- **DATA PROVIDED**:
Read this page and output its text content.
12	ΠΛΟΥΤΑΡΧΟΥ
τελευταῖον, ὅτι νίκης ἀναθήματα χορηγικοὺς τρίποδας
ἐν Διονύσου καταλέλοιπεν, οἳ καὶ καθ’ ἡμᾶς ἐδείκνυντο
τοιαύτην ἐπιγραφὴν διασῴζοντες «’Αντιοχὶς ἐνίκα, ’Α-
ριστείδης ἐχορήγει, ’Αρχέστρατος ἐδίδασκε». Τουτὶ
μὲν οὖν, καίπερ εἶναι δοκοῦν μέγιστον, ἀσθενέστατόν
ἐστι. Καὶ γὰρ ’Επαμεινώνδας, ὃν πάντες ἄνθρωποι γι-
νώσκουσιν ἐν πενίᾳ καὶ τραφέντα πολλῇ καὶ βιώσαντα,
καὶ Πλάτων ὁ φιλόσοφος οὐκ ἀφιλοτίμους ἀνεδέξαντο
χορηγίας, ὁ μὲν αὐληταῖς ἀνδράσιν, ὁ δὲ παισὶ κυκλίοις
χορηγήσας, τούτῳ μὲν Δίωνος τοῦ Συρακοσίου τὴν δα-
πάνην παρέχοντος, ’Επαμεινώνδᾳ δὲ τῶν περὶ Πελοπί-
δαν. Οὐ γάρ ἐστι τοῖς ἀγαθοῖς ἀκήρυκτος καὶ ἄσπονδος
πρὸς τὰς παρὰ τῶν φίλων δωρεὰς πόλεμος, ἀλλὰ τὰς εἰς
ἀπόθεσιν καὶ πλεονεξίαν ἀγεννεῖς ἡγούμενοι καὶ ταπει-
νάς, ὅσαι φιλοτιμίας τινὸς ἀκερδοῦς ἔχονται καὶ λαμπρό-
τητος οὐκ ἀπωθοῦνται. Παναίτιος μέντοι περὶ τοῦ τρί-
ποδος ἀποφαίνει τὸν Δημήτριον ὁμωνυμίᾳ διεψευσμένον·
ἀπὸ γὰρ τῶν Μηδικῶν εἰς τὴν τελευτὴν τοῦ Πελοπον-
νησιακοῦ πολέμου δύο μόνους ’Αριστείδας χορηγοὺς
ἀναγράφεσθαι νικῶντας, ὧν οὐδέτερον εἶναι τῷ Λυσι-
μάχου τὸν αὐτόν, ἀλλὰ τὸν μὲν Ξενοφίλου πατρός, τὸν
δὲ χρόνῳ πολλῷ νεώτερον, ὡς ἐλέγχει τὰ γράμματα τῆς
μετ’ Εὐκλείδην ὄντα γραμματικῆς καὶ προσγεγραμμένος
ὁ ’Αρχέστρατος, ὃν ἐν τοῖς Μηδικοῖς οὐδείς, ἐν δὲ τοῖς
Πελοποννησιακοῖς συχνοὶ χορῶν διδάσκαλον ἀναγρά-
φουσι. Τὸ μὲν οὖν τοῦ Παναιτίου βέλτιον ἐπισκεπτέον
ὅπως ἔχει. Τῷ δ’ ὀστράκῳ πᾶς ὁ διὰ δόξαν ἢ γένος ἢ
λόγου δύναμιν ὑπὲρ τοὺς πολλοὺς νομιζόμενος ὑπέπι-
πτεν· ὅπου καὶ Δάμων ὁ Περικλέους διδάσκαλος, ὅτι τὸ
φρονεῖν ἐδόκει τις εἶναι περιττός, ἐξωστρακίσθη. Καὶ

- **TO DO**: Every line of the records that includes the word "περὶ" should be gathered.

- **ANSWER FOR THE TASK**:
πάνην παρέχοντος, ’Επαμεινώνδᾳ δὲ τῶν περὶ Πελοπί-
τητος οὐκ ἀπωθοῦνται. Παναίτιος μέντοι περὶ τοῦ τρί-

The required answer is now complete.